Dataset items

========================

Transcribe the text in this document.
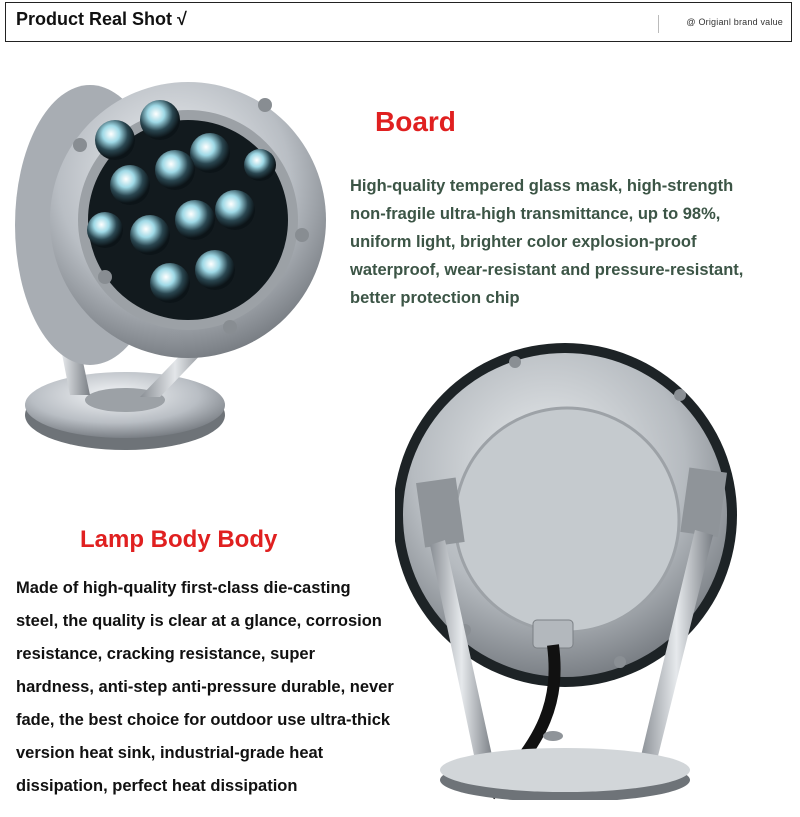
Product Real Shot √	@ Origianl brand value
Board

High-quality tempered glass mask, high-strength non-fragile ultra-high transmittance, up to 98%, uniform light, brighter color explosion-proof waterproof, wear-resistant and pressure-resistant, better protection chip

Lamp Body Body

Made of high-quality first-class die-casting steel, the quality is clear at a glance, corrosion resistance, cracking resistance, super hardness, anti-step anti-pressure durable, never fade, the best choice for outdoor use ultra-thick version heat sink, industrial-grade heat dissipation, perfect heat dissipation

========================

● Brief
Collect the lines of the records that include the string "high".

● Answer to this task
High-quality tempered glass mask, high-strength non-fragile ultra-high transmittance, up to 98%, uniform light, brighter color explosion-proof waterproof, wear-resistant and pressure-resistant, better protection chip
Made of high-quality first-class die-casting steel, the quality is clear at a glance, corrosion resistance, cracking resistance, super hardness, anti-step anti-pressure durable, never fade, the best choice for outdoor use ultra-thick version heat sink, industrial-grade heat dissipation, perfect heat dissipation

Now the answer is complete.